→ **YOUR INSTRUCTIONS**
Rewrite the lines below, changing "localize" to "locate" and keeping everything else the same. Leave the pictures out.

→ **DATA SHOWN**
++++
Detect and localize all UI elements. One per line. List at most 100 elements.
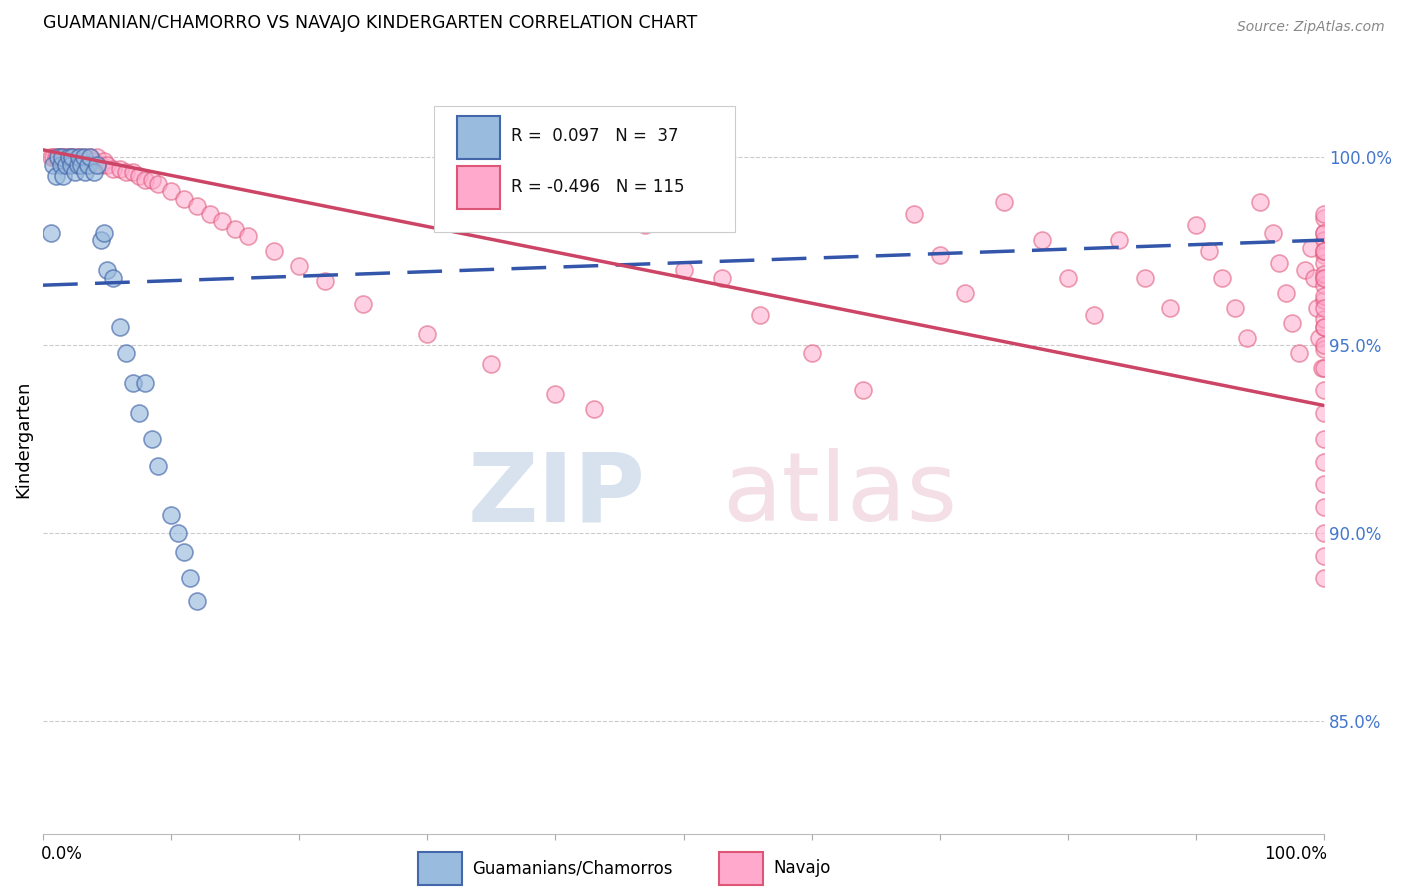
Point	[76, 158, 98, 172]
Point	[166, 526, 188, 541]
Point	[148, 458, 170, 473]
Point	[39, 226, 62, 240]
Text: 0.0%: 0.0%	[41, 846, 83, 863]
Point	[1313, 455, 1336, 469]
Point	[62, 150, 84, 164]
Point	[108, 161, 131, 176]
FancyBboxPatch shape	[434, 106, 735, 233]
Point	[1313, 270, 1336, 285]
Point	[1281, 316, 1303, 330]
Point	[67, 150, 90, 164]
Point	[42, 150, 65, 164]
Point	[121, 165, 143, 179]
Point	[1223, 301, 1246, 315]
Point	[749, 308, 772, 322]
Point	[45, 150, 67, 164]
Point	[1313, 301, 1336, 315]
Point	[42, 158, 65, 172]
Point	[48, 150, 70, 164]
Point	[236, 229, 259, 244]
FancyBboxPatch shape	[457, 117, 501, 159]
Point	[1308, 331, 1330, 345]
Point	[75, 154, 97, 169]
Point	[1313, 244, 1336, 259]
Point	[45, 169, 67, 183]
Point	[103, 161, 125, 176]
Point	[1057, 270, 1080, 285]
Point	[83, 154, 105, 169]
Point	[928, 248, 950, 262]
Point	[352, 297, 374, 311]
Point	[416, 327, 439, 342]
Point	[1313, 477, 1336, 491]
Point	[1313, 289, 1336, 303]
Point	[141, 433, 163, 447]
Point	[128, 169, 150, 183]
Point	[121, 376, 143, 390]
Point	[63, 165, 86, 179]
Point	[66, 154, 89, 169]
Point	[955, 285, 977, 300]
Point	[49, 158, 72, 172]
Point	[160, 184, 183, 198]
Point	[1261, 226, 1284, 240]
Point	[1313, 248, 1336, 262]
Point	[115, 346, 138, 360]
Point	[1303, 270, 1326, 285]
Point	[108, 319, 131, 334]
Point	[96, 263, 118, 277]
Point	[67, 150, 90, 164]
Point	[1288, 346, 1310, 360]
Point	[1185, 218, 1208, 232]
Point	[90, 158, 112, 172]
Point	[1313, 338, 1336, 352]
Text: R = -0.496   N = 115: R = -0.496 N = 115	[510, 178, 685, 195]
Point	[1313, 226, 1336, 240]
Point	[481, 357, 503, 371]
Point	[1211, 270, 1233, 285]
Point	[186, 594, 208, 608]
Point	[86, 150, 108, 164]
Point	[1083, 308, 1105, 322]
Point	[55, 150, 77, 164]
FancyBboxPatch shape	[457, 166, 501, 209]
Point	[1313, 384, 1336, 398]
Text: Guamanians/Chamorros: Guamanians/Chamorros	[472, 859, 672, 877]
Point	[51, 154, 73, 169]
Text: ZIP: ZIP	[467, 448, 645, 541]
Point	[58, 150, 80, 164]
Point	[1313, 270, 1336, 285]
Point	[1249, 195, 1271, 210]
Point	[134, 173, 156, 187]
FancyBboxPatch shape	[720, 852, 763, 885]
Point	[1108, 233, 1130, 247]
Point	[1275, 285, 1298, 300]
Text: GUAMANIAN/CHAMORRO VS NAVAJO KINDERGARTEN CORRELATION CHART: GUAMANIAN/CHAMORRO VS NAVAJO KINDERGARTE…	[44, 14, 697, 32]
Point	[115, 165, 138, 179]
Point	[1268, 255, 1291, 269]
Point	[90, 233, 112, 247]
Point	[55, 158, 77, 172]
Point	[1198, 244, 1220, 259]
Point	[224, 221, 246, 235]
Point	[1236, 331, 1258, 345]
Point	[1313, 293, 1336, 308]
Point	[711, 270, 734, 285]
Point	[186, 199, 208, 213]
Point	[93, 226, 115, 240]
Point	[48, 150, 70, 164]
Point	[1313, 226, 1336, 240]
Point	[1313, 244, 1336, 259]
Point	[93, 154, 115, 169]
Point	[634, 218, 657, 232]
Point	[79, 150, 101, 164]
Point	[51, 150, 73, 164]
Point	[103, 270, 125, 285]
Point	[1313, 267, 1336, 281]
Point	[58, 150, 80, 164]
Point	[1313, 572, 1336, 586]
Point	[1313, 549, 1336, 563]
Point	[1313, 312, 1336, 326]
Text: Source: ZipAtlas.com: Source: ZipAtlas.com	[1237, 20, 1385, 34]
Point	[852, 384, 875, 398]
++++
→ **RIGHT ANSWER**
Detect and locate all UI elements. One per line. List at most 100 elements.
Point	[76, 158, 98, 172]
Point	[166, 526, 188, 541]
Point	[148, 458, 170, 473]
Point	[39, 226, 62, 240]
Text: 0.0%: 0.0%	[41, 846, 83, 863]
Point	[1313, 455, 1336, 469]
Point	[62, 150, 84, 164]
Point	[108, 161, 131, 176]
FancyBboxPatch shape	[434, 106, 735, 233]
Point	[1313, 270, 1336, 285]
Point	[1281, 316, 1303, 330]
Point	[67, 150, 90, 164]
Point	[42, 150, 65, 164]
Point	[121, 165, 143, 179]
Point	[1223, 301, 1246, 315]
Point	[749, 308, 772, 322]
Point	[45, 150, 67, 164]
Point	[1313, 301, 1336, 315]
Point	[42, 158, 65, 172]
Point	[48, 150, 70, 164]
Point	[236, 229, 259, 244]
FancyBboxPatch shape	[457, 117, 501, 159]
Point	[1308, 331, 1330, 345]
Point	[75, 154, 97, 169]
Point	[1313, 244, 1336, 259]
Point	[45, 169, 67, 183]
Point	[103, 161, 125, 176]
Point	[1057, 270, 1080, 285]
Point	[83, 154, 105, 169]
Point	[928, 248, 950, 262]
Point	[352, 297, 374, 311]
Point	[416, 327, 439, 342]
Point	[1313, 477, 1336, 491]
Point	[1313, 289, 1336, 303]
Point	[141, 433, 163, 447]
Point	[128, 169, 150, 183]
Point	[121, 376, 143, 390]
Point	[63, 165, 86, 179]
Point	[66, 154, 89, 169]
Point	[955, 285, 977, 300]
Point	[49, 158, 72, 172]
Point	[160, 184, 183, 198]
Point	[1261, 226, 1284, 240]
Point	[1313, 248, 1336, 262]
Point	[115, 346, 138, 360]
Point	[1303, 270, 1326, 285]
Point	[108, 319, 131, 334]
Point	[96, 263, 118, 277]
Point	[67, 150, 90, 164]
Point	[1288, 346, 1310, 360]
Point	[1185, 218, 1208, 232]
Point	[90, 158, 112, 172]
Point	[1313, 338, 1336, 352]
Text: R = -0.496   N = 115: R = -0.496 N = 115	[510, 178, 685, 195]
Point	[1313, 226, 1336, 240]
Point	[481, 357, 503, 371]
Point	[1211, 270, 1233, 285]
Point	[186, 594, 208, 608]
Point	[86, 150, 108, 164]
Point	[1083, 308, 1105, 322]
Point	[55, 150, 77, 164]
FancyBboxPatch shape	[457, 166, 501, 209]
Point	[1313, 384, 1336, 398]
Text: Guamanians/Chamorros: Guamanians/Chamorros	[472, 859, 672, 877]
Point	[51, 154, 73, 169]
Text: ZIP: ZIP	[467, 448, 645, 541]
Point	[58, 150, 80, 164]
Point	[1313, 270, 1336, 285]
Point	[1249, 195, 1271, 210]
Point	[134, 173, 156, 187]
FancyBboxPatch shape	[720, 852, 763, 885]
Point	[1108, 233, 1130, 247]
Point	[1275, 285, 1298, 300]
Text: GUAMANIAN/CHAMORRO VS NAVAJO KINDERGARTEN CORRELATION CHART: GUAMANIAN/CHAMORRO VS NAVAJO KINDERGARTE…	[44, 14, 697, 32]
Point	[115, 165, 138, 179]
Point	[1268, 255, 1291, 269]
Point	[90, 233, 112, 247]
Point	[55, 158, 77, 172]
Point	[1198, 244, 1220, 259]
Point	[224, 221, 246, 235]
Point	[1236, 331, 1258, 345]
Point	[1313, 293, 1336, 308]
Point	[711, 270, 734, 285]
Point	[186, 199, 208, 213]
Point	[93, 226, 115, 240]
Point	[48, 150, 70, 164]
Point	[1313, 226, 1336, 240]
Point	[1313, 244, 1336, 259]
Point	[93, 154, 115, 169]
Point	[634, 218, 657, 232]
Point	[79, 150, 101, 164]
Point	[51, 150, 73, 164]
Point	[103, 270, 125, 285]
Point	[1313, 267, 1336, 281]
Point	[58, 150, 80, 164]
Point	[1313, 572, 1336, 586]
Point	[1313, 549, 1336, 563]
Point	[1313, 312, 1336, 326]
Text: Source: ZipAtlas.com: Source: ZipAtlas.com	[1237, 20, 1385, 34]
Point	[852, 384, 875, 398]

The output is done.